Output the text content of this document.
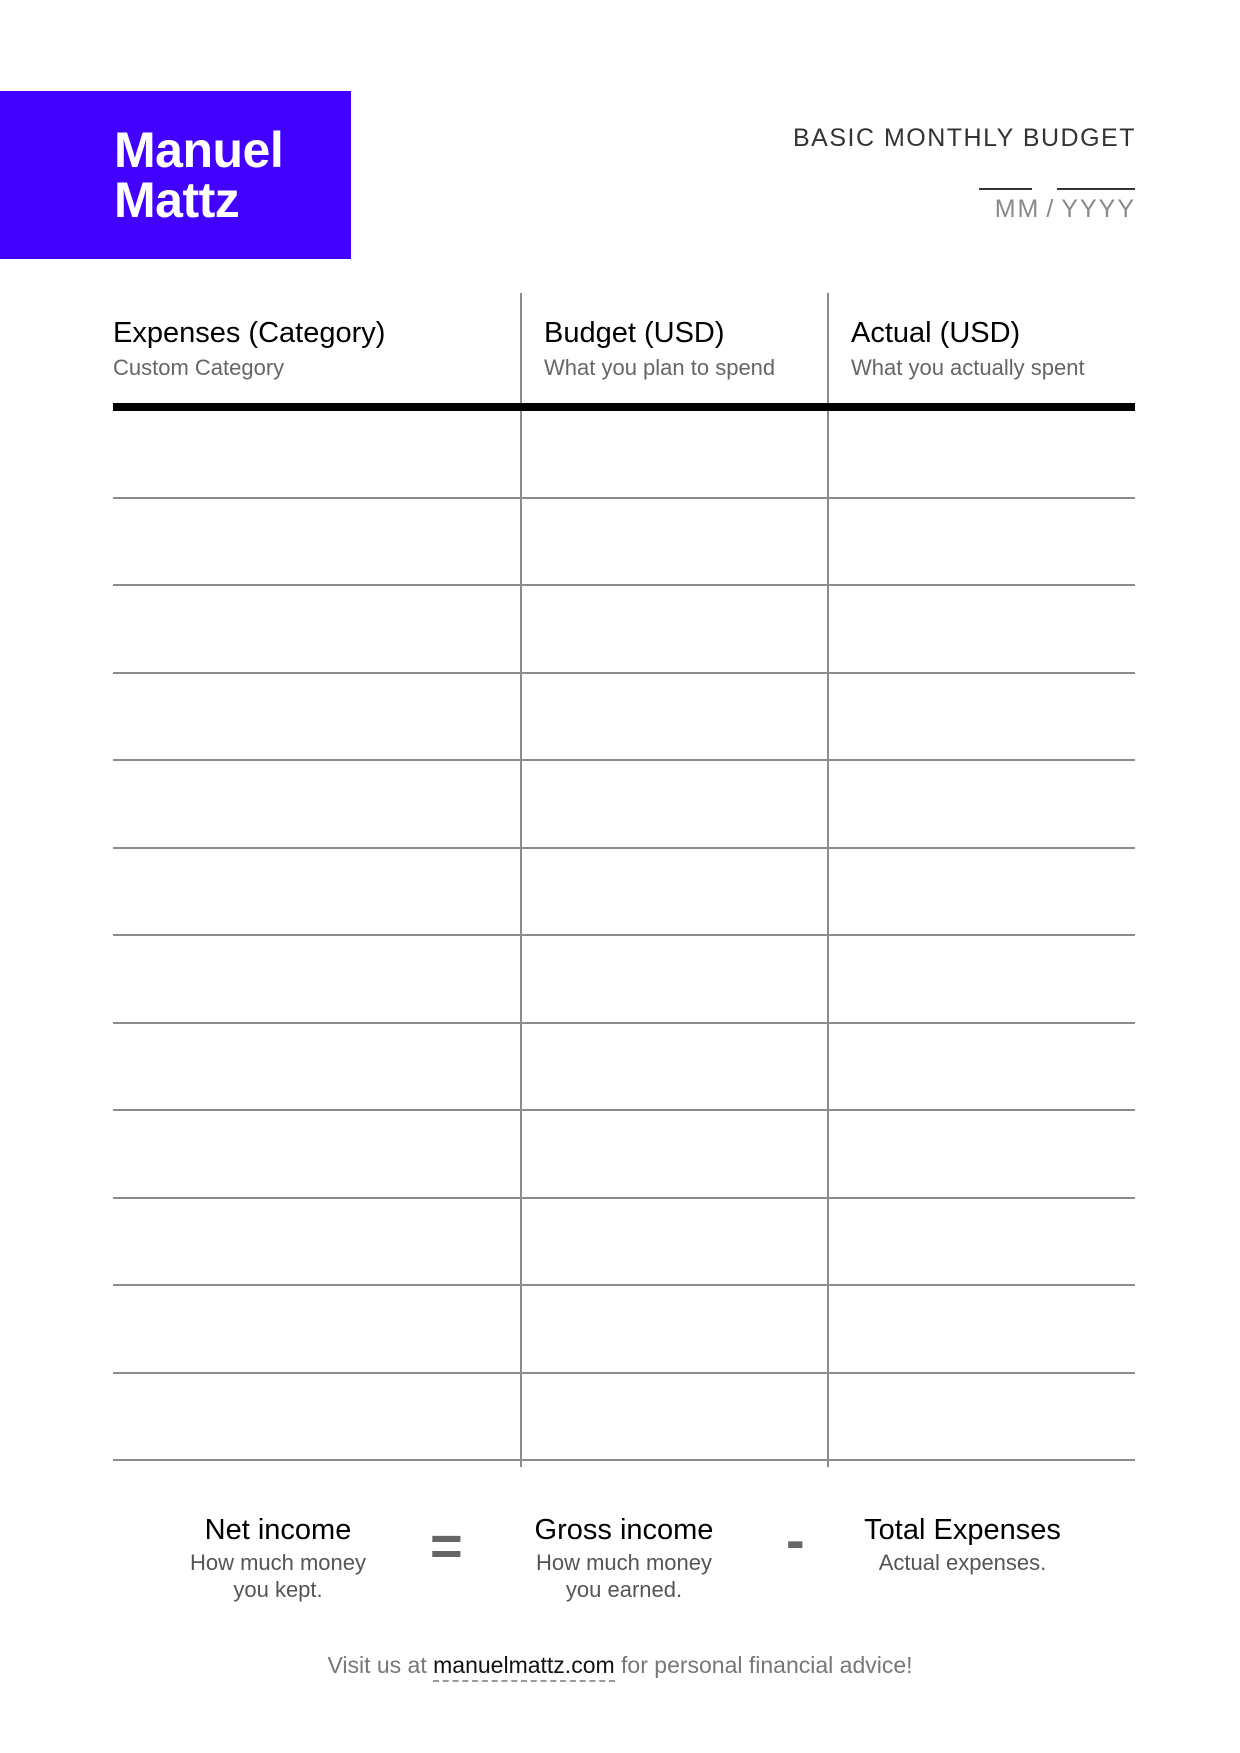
Manuel
Mattz
BASIC MONTHLY BUDGET
MM / YYYY
Expenses (Category)
Custom Category
Budget (USD)
What you plan to spend
Actual (USD)
What you actually spent
Net income
How much money
you kept.
=	Gross income
How much money
you earned.
-	Total Expenses
Actual expenses.
Visit us at manuelmattz.com for personal financial advice!
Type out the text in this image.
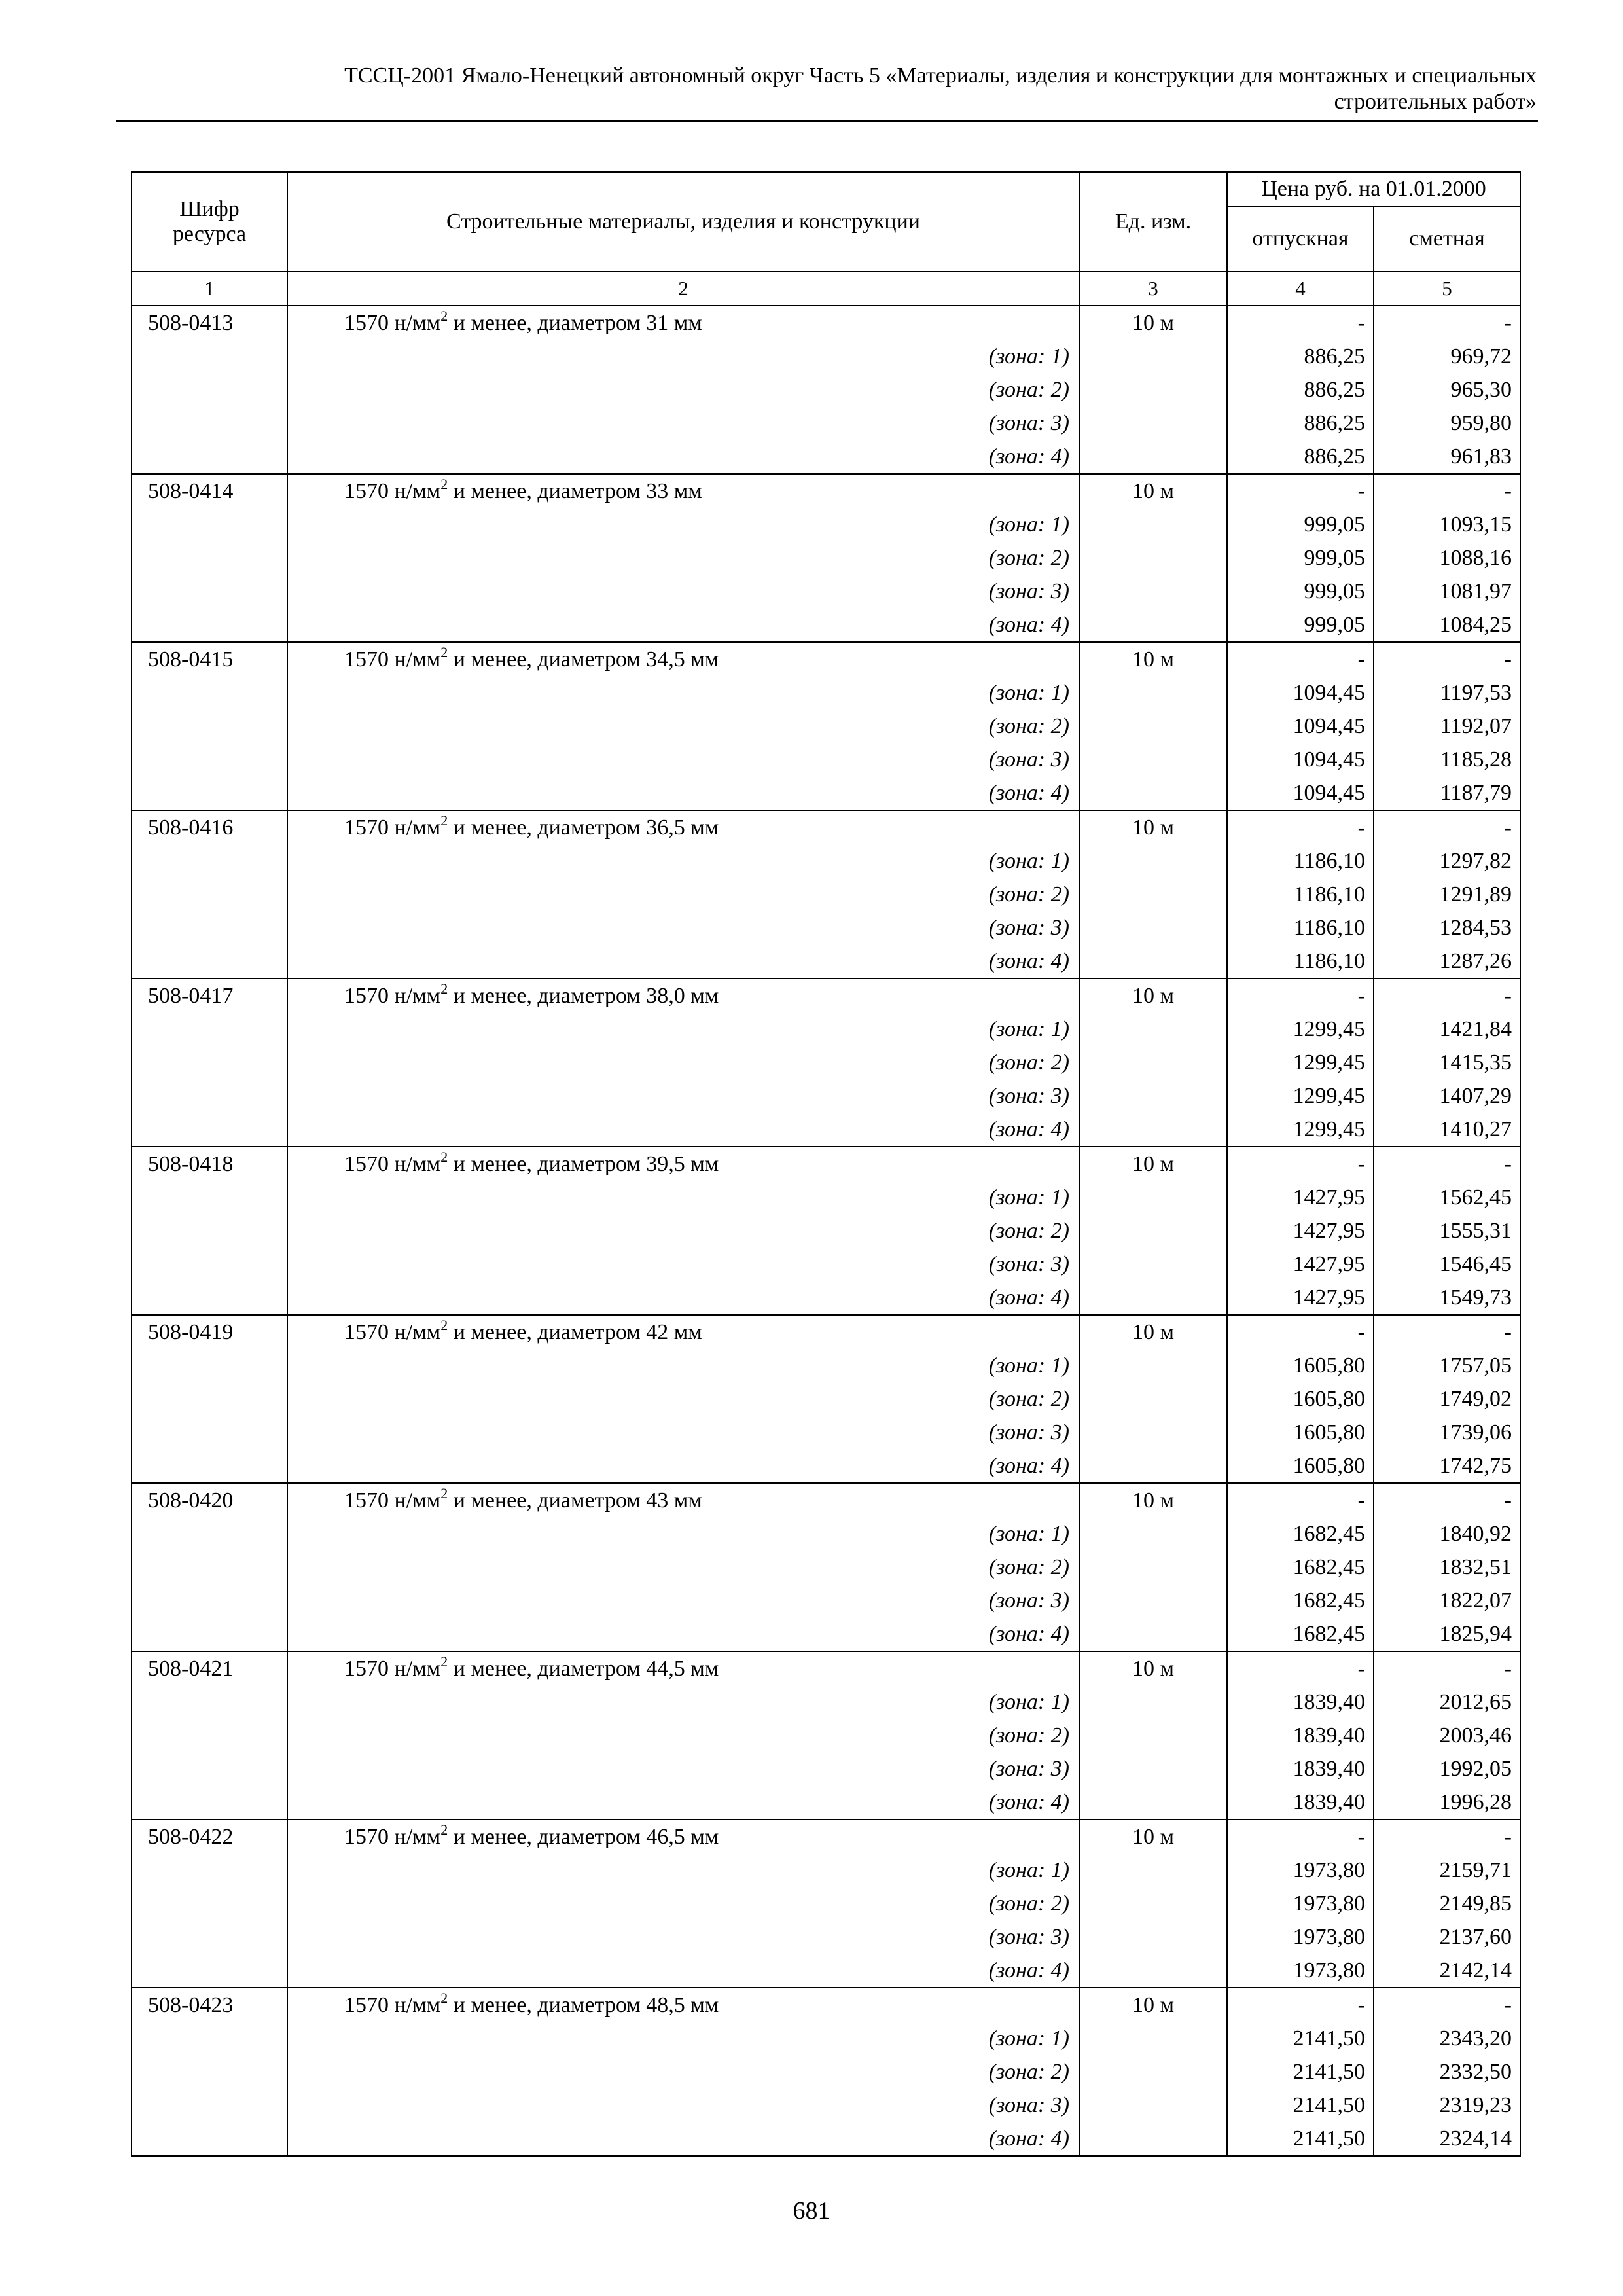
ТССЦ-2001 Ямало-Ненецкий автономный округ Часть 5 «Материалы, изделия и конструкции для монтажных и специальных
строительных работ»
Шифр ресурса	Строительные материалы, изделия и конструкции	Ед. изм.	Цена руб. на 01.01.2000	
			отпускная	сметная
1	2	3	4	5
508-0413	1570 $н/мм^2$ и менее, диаметром 31 мм	10 м	-	-
	(зона: 1)		886,25	969,72
	(зона: 2)		886,25	965,30
	(зона: 3)		886,25	959,80
	(зона: 4)		886,25	961,83
508-0414	1570 $н/мм^2$ и менее, диаметром 33 мм	10 м	-	-
	(зона: 1)		999,05	1093,15
	(зона: 2)		999,05	1088,16
	(зона: 3)		999,05	1081,97
	(зона: 4)		999,05	1084,25
508-0415	1570 $н/мм^2$ и менее, диаметром 34,5 мм	10 м	-	-
	(зона: 1)		1094,45	1197,53
	(зона: 2)		1094,45	1192,07
	(зона: 3)		1094,45	1185,28
	(зона: 4)		1094,45	1187,79
508-0416	1570 $н/мм^2$ и менее, диаметром 36,5 мм	10 м	-	-
	(зона: 1)		1186,10	1297,82
	(зона: 2)		1186,10	1291,89
	(зона: 3)		1186,10	1284,53
	(зона: 4)		1186,10	1287,26
508-0417	1570 $н/мм^2$ и менее, диаметром 38,0 мм	10 м	-	-
	(зона: 1)		1299,45	1421,84
	(зона: 2)		1299,45	1415,35
	(зона: 3)		1299,45	1407,29
	(зона: 4)		1299,45	1410,27
508-0418	1570 $н/мм^2$ и менее, диаметром 39,5 мм	10 м	-	-
	(зона: 1)		1427,95	1562,45
	(зона: 2)		1427,95	1555,31
	(зона: 3)		1427,95	1546,45
	(зона: 4)		1427,95	1549,73
508-0419	1570 $н/мм^2$ и менее, диаметром 42 мм	10 м	-	-
	(зона: 1)		1605,80	1757,05
	(зона: 2)		1605,80	1749,02
	(зона: 3)		1605,80	1739,06
	(зона: 4)		1605,80	1742,75
508-0420	1570 $н/мм^2$ и менее, диаметром 43 мм	10 м	-	-
	(зона: 1)		1682,45	1840,92
	(зона: 2)		1682,45	1832,51
	(зона: 3)		1682,45	1822,07
	(зона: 4)		1682,45	1825,94
508-0421	1570 $н/мм^2$ и менее, диаметром 44,5 мм	10 м	-	-
	(зона: 1)		1839,40	2012,65
	(зона: 2)		1839,40	2003,46
	(зона: 3)		1839,40	1992,05
	(зона: 4)		1839,40	1996,28
508-0422	1570 $н/мм^2$ и менее, диаметром 46,5 мм	10 м	-	-
	(зона: 1)		1973,80	2159,71
	(зона: 2)		1973,80	2149,85
	(зона: 3)		1973,80	2137,60
	(зона: 4)		1973,80	2142,14
508-0423	1570 $н/мм^2$ и менее, диаметром 48,5 мм	10 м	-	-
	(зона: 1)		2141,50	2343,20
	(зона: 2)		2141,50	2332,50
	(зона: 3)		2141,50	2319,23
	(зона: 4)		2141,50	2324,14
681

▶ Prompt:
In the records above, collect each line with "Category".

▶ Solution:
Expenses (Category)
Custom Category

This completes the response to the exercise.